> [Records for this exercise]:
#####

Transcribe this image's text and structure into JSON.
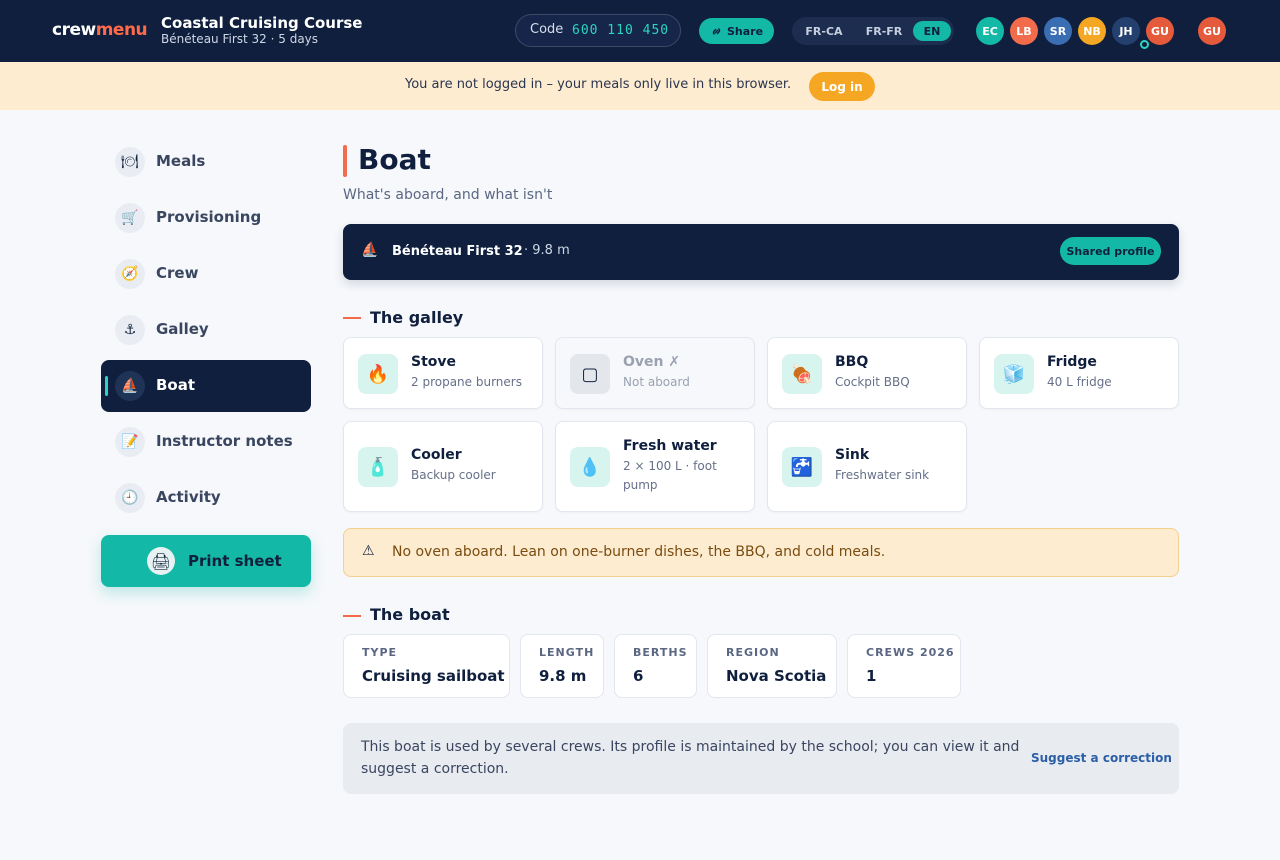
{
  "header": {
    "logo_part1": "crew",
    "logo_part2": "menu",
    "course_title": "Coastal Cruising Course",
    "course_subtitle": "Bénéteau First 32 · 5 days",
    "code_label": "Code",
    "code_value": "600 110 450",
    "share_label": "Share",
    "languages": [
      {
        "label": "FR-CA",
        "active": false
      },
      {
        "label": "FR-FR",
        "active": false
      },
      {
        "label": "EN",
        "active": true
      }
    ],
    "avatars": [
      {
        "initials": "EC",
        "color": "#14b8a6"
      },
      {
        "initials": "LB",
        "color": "#f26b4a"
      },
      {
        "initials": "SR",
        "color": "#3b6db3"
      },
      {
        "initials": "NB",
        "color": "#f5a623"
      },
      {
        "initials": "JH",
        "color": "#24406e"
      },
      {
        "initials": "GU",
        "color": "#e65a3c"
      }
    ],
    "current_user": {
      "initials": "GU",
      "color": "#e65a3c"
    }
  },
  "banner": {
    "text": "You are not logged in – your meals only live in this browser.",
    "login_label": "Log in"
  },
  "sidebar": {
    "items": [
      {
        "label": "Meals",
        "icon": "🍽"
      },
      {
        "label": "Provisioning",
        "icon": "🛒"
      },
      {
        "label": "Crew",
        "icon": "🧭"
      },
      {
        "label": "Galley",
        "icon": "⚓"
      },
      {
        "label": "Boat",
        "icon": "⛵"
      },
      {
        "label": "Instructor notes",
        "icon": "📝"
      },
      {
        "label": "Activity",
        "icon": "🕘"
      }
    ],
    "active_index": 4,
    "print_label": "Print sheet",
    "print_icon": "🖨"
  },
  "main": {
    "title": "Boat",
    "subtitle": "What's aboard, and what isn't",
    "boat": {
      "icon": "⛵",
      "name": "Bénéteau First 32",
      "length": "· 9.8 m",
      "badge": "Shared profile"
    },
    "galley_title": "The galley",
    "galley": [
      {
        "title": "Stove",
        "subtitle": "2 propane burners",
        "icon": "🔥",
        "aboard": true
      },
      {
        "title": "Oven ✗",
        "subtitle": "Not aboard",
        "icon": "▢",
        "aboard": false
      },
      {
        "title": "BBQ",
        "subtitle": "Cockpit BBQ",
        "icon": "🍖",
        "aboard": true
      },
      {
        "title": "Fridge",
        "subtitle": "40 L fridge",
        "icon": "🧊",
        "aboard": true
      },
      {
        "title": "Cooler",
        "subtitle": "Backup cooler",
        "icon": "🧴",
        "aboard": true
      },
      {
        "title": "Fresh water",
        "subtitle": "2 × 100 L · foot pump",
        "icon": "💧",
        "aboard": true
      },
      {
        "title": "Sink",
        "subtitle": "Freshwater sink",
        "icon": "🚰",
        "aboard": true
      }
    ],
    "warning": {
      "icon": "⚠",
      "text": "No oven aboard. Lean on one-burner dishes, the BBQ, and cold meals."
    },
    "boat_title": "The boat",
    "specs": [
      {
        "label": "TYPE",
        "value": "Cruising sailboat"
      },
      {
        "label": "LENGTH",
        "value": "9.8 m"
      },
      {
        "label": "BERTHS",
        "value": "6"
      },
      {
        "label": "REGION",
        "value": "Nova Scotia"
      },
      {
        "label": "CREWS 2026",
        "value": "1"
      }
    ],
    "info": {
      "text": "This boat is used by several crews. Its profile is maintained by the school; you can view it and suggest a correction.",
      "link": "Suggest a correction"
    }
  }
}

#####

> [Exercise details]: Quote the full listing above word for word; exclude every picture from the copy.

> [Exercise output]:
Transcribe this image's text and structure into JSON.
{
  "header": {
    "logo_part1": "crew",
    "logo_part2": "menu",
    "course_title": "Coastal Cruising Course",
    "course_subtitle": "Bénéteau First 32 · 5 days",
    "code_label": "Code",
    "code_value": "600 110 450",
    "share_label": "Share",
    "languages": [
      {
        "label": "FR-CA",
        "active": false
      },
      {
        "label": "FR-FR",
        "active": false
      },
      {
        "label": "EN",
        "active": true
      }
    ],
    "avatars": [
      {
        "initials": "EC",
        "color": "#14b8a6"
      },
      {
        "initials": "LB",
        "color": "#f26b4a"
      },
      {
        "initials": "SR",
        "color": "#3b6db3"
      },
      {
        "initials": "NB",
        "color": "#f5a623"
      },
      {
        "initials": "JH",
        "color": "#24406e"
      },
      {
        "initials": "GU",
        "color": "#e65a3c"
      }
    ],
    "current_user": {
      "initials": "GU",
      "color": "#e65a3c"
    }
  },
  "banner": {
    "text": "You are not logged in – your meals only live in this browser.",
    "login_label": "Log in"
  },
  "sidebar": {
    "items": [
      {
        "label": "Meals",
        "icon": "🍽"
      },
      {
        "label": "Provisioning",
        "icon": "🛒"
      },
      {
        "label": "Crew",
        "icon": "🧭"
      },
      {
        "label": "Galley",
        "icon": "⚓"
      },
      {
        "label": "Boat",
        "icon": "⛵"
      },
      {
        "label": "Instructor notes",
        "icon": "📝"
      },
      {
        "label": "Activity",
        "icon": "🕘"
      }
    ],
    "active_index": 4,
    "print_label": "Print sheet",
    "print_icon": "🖨"
  },
  "main": {
    "title": "Boat",
    "subtitle": "What's aboard, and what isn't",
    "boat": {
      "icon": "⛵",
      "name": "Bénéteau First 32",
      "length": "· 9.8 m",
      "badge": "Shared profile"
    },
    "galley_title": "The galley",
    "galley": [
      {
        "title": "Stove",
        "subtitle": "2 propane burners",
        "icon": "🔥",
        "aboard": true
      },
      {
        "title": "Oven ✗",
        "subtitle": "Not aboard",
        "icon": "▢",
        "aboard": false
      },
      {
        "title": "BBQ",
        "subtitle": "Cockpit BBQ",
        "icon": "🍖",
        "aboard": true
      },
      {
        "title": "Fridge",
        "subtitle": "40 L fridge",
        "icon": "🧊",
        "aboard": true
      },
      {
        "title": "Cooler",
        "subtitle": "Backup cooler",
        "icon": "🧴",
        "aboard": true
      },
      {
        "title": "Fresh water",
        "subtitle": "2 × 100 L · foot pump",
        "icon": "💧",
        "aboard": true
      },
      {
        "title": "Sink",
        "subtitle": "Freshwater sink",
        "icon": "🚰",
        "aboard": true
      }
    ],
    "warning": {
      "icon": "⚠",
      "text": "No oven aboard. Lean on one-burner dishes, the BBQ, and cold meals."
    },
    "boat_title": "The boat",
    "specs": [
      {
        "label": "TYPE",
        "value": "Cruising sailboat"
      },
      {
        "label": "LENGTH",
        "value": "9.8 m"
      },
      {
        "label": "BERTHS",
        "value": "6"
      },
      {
        "label": "REGION",
        "value": "Nova Scotia"
      },
      {
        "label": "CREWS 2026",
        "value": "1"
      }
    ],
    "info": {
      "text": "This boat is used by several crews. Its profile is maintained by the school; you can view it and suggest a correction.",
      "link": "Suggest a correction"
    }
  }
}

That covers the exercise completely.